(Items from a figure collection)
++++

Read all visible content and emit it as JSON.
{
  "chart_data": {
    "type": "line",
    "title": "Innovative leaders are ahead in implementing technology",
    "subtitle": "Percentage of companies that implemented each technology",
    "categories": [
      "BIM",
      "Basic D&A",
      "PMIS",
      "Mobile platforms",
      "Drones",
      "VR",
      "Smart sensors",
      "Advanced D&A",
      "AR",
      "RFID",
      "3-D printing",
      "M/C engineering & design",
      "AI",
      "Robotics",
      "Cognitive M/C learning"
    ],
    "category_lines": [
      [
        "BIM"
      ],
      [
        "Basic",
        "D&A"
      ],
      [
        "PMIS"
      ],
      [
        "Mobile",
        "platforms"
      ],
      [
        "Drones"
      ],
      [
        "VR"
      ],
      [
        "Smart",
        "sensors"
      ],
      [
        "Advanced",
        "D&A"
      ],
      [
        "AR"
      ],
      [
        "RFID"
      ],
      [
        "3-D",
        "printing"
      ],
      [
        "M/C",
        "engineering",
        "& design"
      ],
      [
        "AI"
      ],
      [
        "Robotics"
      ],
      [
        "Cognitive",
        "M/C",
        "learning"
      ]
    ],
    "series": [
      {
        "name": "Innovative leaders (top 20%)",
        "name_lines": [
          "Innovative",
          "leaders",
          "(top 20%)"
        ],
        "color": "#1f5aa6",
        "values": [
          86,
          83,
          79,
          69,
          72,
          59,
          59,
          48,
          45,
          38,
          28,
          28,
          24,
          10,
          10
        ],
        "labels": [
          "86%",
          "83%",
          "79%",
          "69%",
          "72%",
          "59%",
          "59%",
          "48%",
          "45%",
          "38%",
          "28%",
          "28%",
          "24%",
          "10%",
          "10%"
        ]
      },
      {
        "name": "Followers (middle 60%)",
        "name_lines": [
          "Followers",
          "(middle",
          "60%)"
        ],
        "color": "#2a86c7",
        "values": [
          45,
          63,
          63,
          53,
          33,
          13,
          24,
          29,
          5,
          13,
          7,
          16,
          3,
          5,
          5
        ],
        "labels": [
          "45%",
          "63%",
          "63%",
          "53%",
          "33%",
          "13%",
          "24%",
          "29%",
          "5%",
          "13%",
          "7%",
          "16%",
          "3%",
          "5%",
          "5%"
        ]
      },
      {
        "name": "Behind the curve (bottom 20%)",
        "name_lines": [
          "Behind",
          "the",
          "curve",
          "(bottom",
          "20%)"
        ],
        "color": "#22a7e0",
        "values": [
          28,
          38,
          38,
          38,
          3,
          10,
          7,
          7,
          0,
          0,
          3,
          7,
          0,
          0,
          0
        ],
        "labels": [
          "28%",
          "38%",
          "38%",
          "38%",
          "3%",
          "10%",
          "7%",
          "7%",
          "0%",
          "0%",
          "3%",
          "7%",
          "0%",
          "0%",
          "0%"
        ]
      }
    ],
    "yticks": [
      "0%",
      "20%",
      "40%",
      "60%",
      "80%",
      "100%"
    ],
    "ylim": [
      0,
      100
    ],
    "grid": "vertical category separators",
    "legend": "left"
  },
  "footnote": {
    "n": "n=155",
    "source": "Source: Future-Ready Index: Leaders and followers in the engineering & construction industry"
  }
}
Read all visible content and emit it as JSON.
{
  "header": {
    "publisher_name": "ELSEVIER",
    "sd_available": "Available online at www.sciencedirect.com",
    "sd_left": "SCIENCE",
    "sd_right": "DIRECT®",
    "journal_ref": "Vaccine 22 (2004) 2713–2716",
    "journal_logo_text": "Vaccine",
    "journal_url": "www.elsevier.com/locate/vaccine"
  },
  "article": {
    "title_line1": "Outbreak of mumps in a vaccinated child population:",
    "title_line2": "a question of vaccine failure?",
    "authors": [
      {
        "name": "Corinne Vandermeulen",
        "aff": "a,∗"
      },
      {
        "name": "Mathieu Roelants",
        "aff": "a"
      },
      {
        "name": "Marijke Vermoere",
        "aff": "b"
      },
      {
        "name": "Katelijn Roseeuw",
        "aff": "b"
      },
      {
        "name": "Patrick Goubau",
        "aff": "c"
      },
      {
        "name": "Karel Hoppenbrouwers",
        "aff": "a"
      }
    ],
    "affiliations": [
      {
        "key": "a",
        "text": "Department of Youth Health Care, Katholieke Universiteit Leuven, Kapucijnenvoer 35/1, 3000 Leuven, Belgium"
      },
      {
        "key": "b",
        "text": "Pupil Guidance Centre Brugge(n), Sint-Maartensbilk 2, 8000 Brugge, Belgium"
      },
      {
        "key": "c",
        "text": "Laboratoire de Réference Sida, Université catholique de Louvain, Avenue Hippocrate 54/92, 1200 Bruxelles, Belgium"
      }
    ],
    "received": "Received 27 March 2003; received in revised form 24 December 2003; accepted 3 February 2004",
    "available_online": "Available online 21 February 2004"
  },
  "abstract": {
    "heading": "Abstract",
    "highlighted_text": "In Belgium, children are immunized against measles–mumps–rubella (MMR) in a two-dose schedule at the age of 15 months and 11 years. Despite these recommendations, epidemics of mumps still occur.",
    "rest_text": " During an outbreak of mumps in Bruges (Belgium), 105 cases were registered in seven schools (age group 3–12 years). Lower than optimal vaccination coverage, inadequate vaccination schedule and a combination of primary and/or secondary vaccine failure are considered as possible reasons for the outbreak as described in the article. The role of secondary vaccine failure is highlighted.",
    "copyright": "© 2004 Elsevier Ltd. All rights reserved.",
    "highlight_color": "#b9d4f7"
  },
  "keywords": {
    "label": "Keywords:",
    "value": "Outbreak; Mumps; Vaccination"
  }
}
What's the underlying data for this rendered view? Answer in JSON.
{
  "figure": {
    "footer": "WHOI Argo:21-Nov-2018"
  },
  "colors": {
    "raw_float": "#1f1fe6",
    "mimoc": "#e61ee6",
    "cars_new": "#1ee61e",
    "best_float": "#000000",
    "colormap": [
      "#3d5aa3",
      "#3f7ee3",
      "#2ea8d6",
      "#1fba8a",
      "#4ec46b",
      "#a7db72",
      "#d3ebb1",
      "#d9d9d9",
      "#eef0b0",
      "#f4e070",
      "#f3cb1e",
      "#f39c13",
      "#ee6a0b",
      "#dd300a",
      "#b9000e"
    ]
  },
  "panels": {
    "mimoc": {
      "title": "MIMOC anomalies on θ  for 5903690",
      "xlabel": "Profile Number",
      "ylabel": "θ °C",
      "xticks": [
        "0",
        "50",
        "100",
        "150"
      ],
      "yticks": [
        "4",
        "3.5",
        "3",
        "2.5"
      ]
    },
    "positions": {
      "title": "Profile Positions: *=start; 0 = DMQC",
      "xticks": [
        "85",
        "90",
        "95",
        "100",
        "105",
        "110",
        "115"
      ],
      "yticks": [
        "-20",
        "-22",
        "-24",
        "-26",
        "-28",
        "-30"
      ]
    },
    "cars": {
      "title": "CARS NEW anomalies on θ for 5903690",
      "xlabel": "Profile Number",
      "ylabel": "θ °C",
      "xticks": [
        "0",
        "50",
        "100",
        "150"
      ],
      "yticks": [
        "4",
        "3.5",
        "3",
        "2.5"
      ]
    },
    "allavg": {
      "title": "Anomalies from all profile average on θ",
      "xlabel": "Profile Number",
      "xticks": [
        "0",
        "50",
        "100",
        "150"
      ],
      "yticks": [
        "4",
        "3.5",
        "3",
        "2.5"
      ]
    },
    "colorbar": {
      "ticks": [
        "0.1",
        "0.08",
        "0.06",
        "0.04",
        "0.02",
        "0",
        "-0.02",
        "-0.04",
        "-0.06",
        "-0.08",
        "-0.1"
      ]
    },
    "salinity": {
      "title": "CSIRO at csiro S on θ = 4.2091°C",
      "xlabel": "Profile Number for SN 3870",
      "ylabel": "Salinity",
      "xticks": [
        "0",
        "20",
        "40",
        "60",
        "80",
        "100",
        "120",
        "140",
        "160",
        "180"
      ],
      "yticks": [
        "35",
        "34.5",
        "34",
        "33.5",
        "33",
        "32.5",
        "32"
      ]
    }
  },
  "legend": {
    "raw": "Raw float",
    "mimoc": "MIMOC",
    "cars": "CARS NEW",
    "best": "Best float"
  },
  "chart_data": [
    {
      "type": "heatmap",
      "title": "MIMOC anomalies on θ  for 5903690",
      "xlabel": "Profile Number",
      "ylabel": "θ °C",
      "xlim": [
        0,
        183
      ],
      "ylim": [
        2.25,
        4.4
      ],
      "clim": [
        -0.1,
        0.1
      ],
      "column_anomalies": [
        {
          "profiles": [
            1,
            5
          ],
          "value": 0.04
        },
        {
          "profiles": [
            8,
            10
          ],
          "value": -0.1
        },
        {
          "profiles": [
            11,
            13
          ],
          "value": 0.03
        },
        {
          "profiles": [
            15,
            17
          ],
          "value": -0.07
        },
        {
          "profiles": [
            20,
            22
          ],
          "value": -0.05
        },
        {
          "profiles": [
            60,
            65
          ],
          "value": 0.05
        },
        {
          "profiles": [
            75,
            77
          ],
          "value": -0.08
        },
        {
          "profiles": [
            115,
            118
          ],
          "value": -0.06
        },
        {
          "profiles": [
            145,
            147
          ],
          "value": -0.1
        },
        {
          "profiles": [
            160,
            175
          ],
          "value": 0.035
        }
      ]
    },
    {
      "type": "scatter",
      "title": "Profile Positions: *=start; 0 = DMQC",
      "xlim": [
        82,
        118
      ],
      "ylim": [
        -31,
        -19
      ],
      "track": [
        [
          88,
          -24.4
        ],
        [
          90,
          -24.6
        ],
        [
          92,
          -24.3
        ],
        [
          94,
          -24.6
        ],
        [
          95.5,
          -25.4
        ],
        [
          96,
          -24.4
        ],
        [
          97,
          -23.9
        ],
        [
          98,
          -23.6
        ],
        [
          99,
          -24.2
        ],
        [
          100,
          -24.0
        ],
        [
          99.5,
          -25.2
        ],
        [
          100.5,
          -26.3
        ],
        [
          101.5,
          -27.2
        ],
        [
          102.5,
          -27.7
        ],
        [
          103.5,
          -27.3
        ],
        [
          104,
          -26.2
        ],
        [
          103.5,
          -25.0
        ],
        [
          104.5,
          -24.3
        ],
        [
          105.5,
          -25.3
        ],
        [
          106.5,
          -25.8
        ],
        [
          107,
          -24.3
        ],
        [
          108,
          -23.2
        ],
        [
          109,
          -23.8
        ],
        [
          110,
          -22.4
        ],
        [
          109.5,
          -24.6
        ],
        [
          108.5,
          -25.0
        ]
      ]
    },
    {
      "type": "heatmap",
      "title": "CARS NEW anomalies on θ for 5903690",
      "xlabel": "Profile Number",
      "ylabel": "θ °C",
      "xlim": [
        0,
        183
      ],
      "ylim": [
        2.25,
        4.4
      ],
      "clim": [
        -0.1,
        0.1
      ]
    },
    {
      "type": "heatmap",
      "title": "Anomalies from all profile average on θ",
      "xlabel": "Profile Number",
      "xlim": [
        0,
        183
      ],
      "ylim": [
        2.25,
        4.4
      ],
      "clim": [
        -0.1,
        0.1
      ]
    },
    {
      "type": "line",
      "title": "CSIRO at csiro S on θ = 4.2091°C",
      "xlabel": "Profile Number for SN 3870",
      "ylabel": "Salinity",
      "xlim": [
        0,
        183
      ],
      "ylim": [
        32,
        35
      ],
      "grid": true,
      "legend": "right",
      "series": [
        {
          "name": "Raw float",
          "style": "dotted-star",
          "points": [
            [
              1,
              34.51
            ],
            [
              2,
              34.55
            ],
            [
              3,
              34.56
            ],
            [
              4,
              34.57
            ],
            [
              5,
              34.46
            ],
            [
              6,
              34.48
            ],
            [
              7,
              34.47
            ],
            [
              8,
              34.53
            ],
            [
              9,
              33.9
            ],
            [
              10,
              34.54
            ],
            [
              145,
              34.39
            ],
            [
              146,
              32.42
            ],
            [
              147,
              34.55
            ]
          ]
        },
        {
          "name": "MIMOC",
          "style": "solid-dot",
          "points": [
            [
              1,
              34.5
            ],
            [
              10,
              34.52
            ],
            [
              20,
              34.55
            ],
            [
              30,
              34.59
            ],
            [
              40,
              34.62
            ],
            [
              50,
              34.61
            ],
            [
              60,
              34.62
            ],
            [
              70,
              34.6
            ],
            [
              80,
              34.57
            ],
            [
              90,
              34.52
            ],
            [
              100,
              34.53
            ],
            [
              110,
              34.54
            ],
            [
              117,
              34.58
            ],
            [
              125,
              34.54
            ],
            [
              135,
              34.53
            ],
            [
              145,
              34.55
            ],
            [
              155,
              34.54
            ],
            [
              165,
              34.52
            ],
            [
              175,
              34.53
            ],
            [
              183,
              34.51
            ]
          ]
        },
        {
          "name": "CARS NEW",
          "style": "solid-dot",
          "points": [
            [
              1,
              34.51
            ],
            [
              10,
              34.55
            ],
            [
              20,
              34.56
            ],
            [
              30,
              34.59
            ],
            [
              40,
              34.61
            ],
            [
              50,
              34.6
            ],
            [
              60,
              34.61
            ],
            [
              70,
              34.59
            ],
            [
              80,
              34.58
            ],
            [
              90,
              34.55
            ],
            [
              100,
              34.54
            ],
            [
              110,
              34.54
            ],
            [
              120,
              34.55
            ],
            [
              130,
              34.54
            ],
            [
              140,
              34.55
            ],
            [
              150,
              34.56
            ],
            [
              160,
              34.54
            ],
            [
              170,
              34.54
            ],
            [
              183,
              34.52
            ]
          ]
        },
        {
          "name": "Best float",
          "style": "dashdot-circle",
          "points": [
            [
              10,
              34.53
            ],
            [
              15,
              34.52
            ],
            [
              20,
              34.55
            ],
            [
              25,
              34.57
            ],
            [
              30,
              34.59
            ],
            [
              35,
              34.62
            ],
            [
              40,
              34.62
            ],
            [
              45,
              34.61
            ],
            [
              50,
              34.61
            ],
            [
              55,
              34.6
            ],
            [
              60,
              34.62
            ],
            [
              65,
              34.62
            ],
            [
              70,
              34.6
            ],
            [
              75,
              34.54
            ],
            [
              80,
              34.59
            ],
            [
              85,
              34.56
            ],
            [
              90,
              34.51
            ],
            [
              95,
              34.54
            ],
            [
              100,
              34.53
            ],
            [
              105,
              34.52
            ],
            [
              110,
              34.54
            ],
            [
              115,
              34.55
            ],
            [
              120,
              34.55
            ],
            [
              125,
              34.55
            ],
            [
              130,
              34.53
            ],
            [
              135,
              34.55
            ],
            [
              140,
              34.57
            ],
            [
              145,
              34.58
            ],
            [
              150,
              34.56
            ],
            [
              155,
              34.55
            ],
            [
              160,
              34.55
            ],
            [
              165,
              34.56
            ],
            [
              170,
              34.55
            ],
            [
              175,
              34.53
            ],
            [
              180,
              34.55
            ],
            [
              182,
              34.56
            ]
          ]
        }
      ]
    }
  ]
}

++++

In the records shown above, how many lines include the word "bottom"? Answer with the number only.

2